PROBLEM DESCRIPTION -
How many lines hold the string "from"? Reply with the number alone.

BEGIN INPUT MATERIAL

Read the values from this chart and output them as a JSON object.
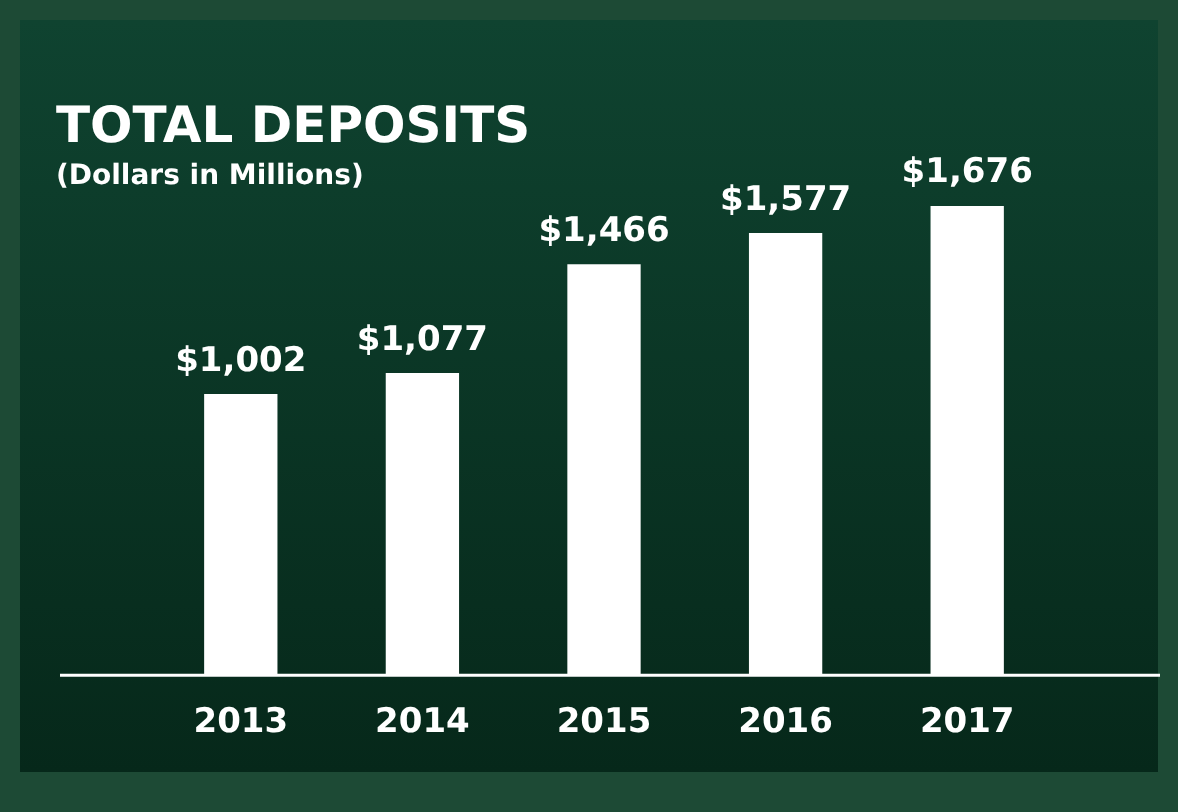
{
  "chart_data": {
    "type": "bar",
    "title": "TOTAL DEPOSITS",
    "subtitle": "(Dollars in Millions)",
    "categories": [
      "2013",
      "2014",
      "2015",
      "2016",
      "2017"
    ],
    "values": [
      1002,
      1077,
      1466,
      1577,
      1676
    ],
    "value_labels": [
      "$1,002",
      "$1,077",
      "$1,466",
      "$1,577",
      "$1,676"
    ],
    "color": "#ffffff",
    "grid": false,
    "legend": false
  }
}
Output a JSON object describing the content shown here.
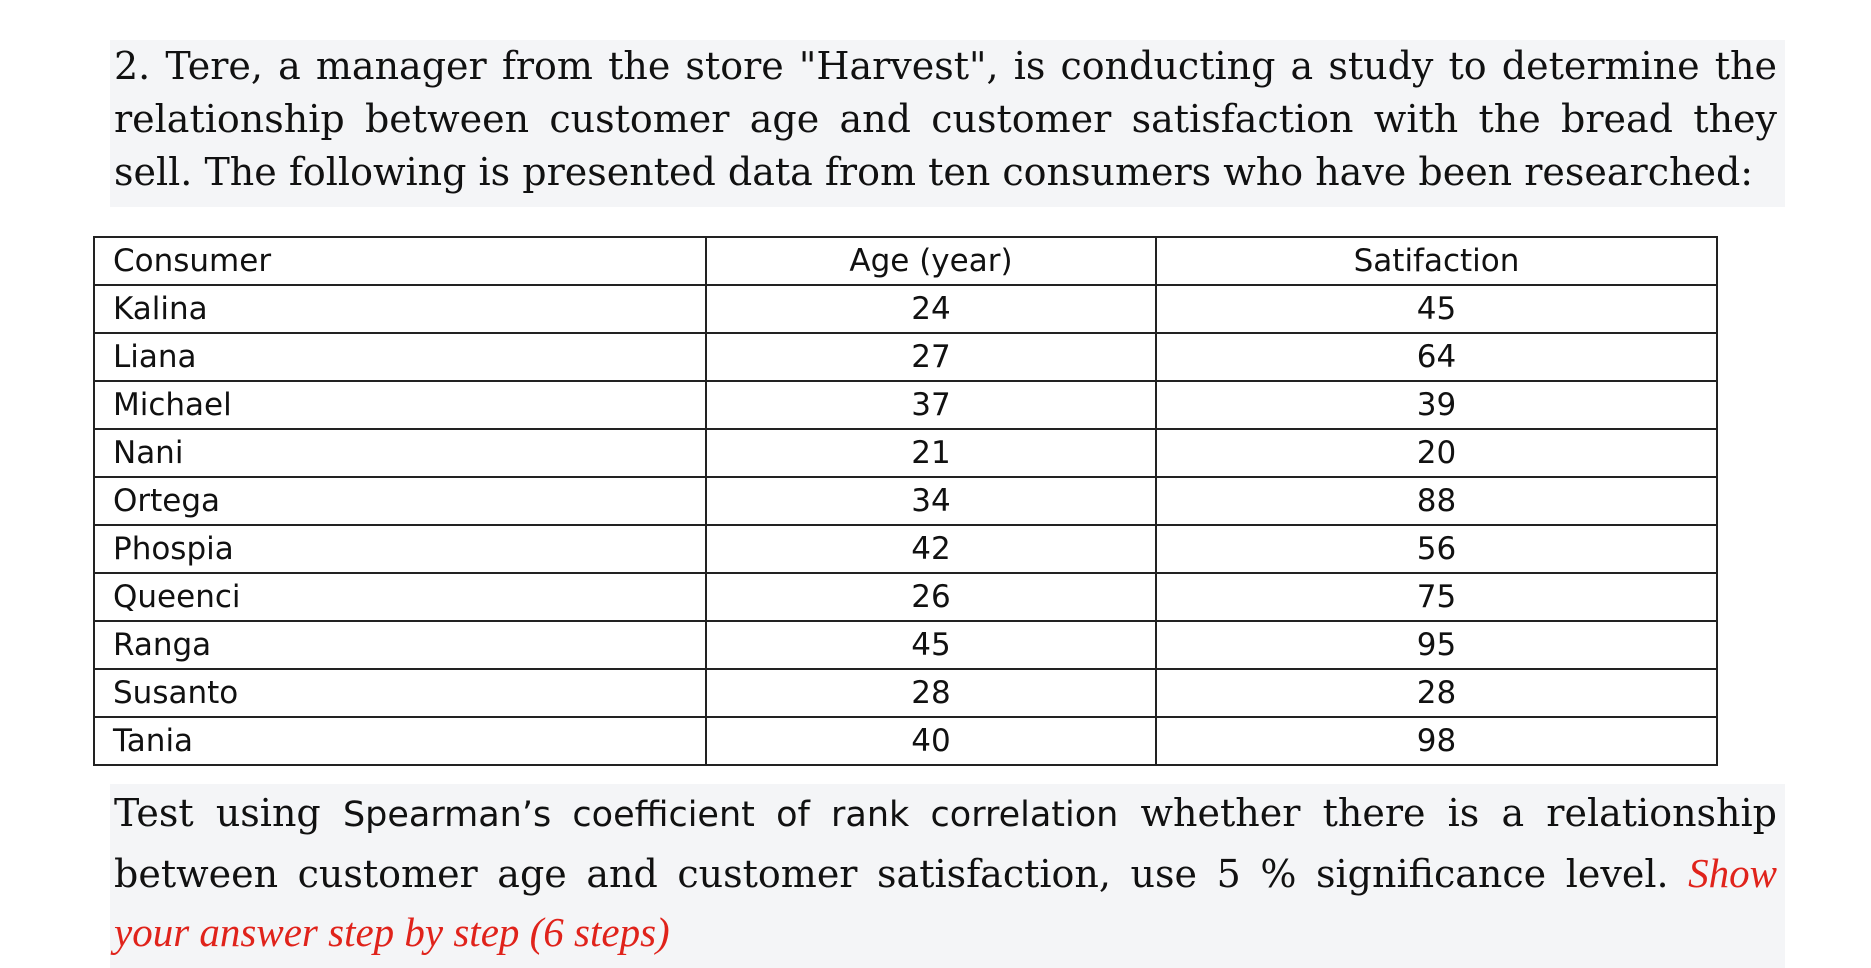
{
  "intro": {
    "text": "2. Tere, a manager from the store \"Harvest\", is conducting a study to determine the relationship between customer age and customer satisfaction with the bread they sell. The following is presented data from ten consumers who have been researched:"
  },
  "table": {
    "headers": [
      "Consumer",
      "Age (year)",
      "Satifaction"
    ],
    "rows": [
      [
        "Kalina",
        "24",
        "45"
      ],
      [
        "Liana",
        "27",
        "64"
      ],
      [
        "Michael",
        "37",
        "39"
      ],
      [
        "Nani",
        "21",
        "20"
      ],
      [
        "Ortega",
        "34",
        "88"
      ],
      [
        "Phospia",
        "42",
        "56"
      ],
      [
        "Queenci",
        "26",
        "75"
      ],
      [
        "Ranga",
        "45",
        "95"
      ],
      [
        "Susanto",
        "28",
        "28"
      ],
      [
        "Tania",
        "40",
        "98"
      ]
    ]
  },
  "question": {
    "prefix": "Test using ",
    "method": "Spearman’s coefficient of rank correlation",
    "rest": " whether there is a relationship between customer age and customer satisfaction, use 5 % significance level. ",
    "hint": "Show your answer step by step (6 steps)",
    "hint_color": "#e0231b"
  }
}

END INPUT MATERIAL

WRITTEN RESPONSE -
2